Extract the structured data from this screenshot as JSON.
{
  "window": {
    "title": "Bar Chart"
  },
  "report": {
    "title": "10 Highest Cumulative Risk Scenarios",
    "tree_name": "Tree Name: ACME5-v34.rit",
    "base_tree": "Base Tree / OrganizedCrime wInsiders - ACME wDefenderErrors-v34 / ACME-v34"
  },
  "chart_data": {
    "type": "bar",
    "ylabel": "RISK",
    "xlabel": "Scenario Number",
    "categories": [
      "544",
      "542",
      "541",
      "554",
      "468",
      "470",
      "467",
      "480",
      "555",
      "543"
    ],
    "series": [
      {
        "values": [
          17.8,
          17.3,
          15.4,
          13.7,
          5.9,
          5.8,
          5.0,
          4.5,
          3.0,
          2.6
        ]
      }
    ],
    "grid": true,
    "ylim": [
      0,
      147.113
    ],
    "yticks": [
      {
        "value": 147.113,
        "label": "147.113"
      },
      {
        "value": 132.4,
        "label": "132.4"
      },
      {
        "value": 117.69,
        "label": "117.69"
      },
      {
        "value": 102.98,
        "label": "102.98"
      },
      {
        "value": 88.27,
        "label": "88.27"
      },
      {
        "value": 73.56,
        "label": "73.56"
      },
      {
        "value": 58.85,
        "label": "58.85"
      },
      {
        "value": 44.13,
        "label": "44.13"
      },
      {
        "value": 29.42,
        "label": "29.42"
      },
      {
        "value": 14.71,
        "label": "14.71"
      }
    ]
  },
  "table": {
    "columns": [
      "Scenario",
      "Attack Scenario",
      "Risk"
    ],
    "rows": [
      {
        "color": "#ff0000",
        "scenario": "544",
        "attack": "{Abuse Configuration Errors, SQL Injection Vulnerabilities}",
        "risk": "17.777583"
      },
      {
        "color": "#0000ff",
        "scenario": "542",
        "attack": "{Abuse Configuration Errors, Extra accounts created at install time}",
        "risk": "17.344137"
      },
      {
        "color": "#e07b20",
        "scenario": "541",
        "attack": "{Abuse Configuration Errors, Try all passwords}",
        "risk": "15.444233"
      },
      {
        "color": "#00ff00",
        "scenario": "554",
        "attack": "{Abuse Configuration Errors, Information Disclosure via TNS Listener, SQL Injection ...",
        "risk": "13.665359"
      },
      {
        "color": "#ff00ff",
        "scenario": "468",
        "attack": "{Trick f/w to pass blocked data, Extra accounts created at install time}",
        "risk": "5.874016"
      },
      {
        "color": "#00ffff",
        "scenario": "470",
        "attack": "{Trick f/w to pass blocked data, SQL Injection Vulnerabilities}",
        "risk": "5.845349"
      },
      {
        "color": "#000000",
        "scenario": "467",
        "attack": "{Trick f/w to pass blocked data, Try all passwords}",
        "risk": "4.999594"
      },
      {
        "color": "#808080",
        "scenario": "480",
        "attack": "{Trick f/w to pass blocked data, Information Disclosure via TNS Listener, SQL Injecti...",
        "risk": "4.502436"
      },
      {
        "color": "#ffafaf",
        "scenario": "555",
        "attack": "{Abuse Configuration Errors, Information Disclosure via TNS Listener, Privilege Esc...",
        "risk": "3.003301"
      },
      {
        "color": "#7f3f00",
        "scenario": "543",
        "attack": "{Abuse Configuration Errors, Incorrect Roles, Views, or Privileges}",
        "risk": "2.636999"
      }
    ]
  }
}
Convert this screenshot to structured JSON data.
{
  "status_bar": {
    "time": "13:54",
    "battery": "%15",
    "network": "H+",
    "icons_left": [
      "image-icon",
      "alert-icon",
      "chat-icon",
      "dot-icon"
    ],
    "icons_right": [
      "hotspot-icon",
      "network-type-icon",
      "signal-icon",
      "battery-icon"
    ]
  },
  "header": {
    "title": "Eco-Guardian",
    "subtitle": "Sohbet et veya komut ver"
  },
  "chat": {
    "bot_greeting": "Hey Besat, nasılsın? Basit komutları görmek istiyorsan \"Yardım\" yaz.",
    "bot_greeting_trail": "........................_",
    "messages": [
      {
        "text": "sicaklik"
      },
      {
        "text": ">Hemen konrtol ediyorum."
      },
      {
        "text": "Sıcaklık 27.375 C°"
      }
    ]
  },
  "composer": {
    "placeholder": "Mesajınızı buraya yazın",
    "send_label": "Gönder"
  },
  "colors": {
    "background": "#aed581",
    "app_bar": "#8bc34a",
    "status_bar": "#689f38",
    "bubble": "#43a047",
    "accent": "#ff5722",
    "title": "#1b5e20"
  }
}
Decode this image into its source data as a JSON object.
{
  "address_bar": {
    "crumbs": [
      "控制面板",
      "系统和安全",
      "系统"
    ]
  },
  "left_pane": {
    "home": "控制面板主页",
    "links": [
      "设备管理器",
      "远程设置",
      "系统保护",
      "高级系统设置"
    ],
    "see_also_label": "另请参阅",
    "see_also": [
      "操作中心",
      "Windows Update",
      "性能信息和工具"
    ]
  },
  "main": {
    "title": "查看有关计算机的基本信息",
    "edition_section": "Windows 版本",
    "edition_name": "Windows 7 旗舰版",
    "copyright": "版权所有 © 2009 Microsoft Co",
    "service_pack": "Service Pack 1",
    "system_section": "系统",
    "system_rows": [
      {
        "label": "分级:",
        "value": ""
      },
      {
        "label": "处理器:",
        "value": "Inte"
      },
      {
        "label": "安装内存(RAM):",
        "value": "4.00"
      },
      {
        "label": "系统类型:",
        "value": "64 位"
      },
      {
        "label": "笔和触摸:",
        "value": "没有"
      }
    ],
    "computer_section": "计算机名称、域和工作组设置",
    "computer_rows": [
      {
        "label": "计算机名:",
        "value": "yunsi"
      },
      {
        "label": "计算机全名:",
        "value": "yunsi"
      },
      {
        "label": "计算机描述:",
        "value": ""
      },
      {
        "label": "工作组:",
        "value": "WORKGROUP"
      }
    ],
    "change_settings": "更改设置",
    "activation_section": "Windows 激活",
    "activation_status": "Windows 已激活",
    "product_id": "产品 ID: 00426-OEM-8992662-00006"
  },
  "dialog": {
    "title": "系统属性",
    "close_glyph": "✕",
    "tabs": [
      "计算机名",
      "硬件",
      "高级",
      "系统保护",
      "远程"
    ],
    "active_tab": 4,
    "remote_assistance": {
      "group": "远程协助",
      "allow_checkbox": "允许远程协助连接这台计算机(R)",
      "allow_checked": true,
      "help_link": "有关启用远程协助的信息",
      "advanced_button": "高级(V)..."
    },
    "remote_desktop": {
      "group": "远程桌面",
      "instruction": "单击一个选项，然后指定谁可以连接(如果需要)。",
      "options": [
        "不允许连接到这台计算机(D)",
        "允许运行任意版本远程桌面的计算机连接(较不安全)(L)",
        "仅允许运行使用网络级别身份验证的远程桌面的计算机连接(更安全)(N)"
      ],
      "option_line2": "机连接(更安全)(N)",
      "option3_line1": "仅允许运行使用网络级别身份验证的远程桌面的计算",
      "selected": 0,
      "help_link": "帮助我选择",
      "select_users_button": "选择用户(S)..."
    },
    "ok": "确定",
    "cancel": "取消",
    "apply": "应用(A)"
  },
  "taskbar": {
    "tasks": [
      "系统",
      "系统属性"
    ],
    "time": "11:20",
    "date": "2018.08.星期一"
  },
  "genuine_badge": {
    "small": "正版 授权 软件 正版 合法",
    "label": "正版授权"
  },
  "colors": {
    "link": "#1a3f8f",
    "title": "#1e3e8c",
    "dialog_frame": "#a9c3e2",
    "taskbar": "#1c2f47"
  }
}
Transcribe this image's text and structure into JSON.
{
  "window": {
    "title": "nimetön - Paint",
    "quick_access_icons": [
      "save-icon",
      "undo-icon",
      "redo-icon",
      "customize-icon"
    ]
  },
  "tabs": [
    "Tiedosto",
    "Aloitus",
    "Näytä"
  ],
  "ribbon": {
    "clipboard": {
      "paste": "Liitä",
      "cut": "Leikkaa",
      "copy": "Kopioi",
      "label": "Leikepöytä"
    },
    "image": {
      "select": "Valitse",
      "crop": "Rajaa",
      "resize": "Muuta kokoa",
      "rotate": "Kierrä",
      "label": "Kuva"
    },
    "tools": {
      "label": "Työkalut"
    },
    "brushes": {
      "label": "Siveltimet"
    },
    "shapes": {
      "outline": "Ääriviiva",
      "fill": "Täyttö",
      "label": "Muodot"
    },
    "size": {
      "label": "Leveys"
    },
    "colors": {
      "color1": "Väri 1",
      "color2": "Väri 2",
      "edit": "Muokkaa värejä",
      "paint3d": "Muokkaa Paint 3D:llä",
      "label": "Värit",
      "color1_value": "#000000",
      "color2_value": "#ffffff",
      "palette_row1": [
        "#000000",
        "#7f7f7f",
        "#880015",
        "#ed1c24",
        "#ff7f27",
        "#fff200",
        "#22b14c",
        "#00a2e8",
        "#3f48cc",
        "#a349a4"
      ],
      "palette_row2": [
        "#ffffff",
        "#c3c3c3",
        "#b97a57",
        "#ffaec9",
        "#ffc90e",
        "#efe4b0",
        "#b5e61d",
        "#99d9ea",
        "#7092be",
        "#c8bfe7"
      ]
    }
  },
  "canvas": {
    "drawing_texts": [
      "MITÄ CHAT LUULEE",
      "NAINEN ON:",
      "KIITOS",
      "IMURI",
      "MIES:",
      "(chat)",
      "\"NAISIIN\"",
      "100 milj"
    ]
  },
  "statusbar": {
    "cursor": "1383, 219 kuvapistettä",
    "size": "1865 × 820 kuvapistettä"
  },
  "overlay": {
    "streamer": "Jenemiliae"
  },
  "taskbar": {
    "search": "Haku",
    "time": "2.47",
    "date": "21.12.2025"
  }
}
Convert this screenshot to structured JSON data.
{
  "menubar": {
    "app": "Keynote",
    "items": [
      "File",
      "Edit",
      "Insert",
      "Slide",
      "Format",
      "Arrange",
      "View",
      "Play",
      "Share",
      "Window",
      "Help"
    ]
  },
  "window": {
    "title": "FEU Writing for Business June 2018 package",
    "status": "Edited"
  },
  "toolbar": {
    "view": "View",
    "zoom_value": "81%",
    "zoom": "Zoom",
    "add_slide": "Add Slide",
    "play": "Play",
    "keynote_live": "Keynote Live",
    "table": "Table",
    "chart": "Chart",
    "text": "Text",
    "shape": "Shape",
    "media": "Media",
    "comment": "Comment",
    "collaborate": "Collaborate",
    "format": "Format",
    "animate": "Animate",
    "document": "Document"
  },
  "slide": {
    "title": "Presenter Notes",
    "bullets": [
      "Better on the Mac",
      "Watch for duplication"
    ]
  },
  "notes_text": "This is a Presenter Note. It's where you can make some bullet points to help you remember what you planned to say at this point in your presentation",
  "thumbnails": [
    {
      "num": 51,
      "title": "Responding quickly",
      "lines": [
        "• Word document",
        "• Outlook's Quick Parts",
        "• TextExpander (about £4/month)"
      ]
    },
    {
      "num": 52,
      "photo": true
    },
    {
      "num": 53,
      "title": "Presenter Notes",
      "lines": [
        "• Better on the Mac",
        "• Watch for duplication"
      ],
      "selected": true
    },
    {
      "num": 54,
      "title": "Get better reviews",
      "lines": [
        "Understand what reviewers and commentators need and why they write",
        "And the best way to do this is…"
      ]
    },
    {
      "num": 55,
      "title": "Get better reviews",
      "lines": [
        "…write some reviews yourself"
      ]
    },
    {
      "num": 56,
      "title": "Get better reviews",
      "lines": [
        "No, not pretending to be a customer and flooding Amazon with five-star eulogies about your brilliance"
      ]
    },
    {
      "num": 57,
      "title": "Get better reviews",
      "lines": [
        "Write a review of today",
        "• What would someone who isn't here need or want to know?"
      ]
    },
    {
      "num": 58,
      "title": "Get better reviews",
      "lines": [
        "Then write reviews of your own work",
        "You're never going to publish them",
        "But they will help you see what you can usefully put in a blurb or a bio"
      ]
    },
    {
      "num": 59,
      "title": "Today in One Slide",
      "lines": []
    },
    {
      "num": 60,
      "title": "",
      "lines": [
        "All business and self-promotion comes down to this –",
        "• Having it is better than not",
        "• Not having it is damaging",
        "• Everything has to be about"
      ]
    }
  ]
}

■ **STATED PROBLEM**: Each line that has the word "duplication" should be copied.

■ **SOLUTION TO THIS TASK**:
      "Watch for duplication"
        "• Watch for duplication"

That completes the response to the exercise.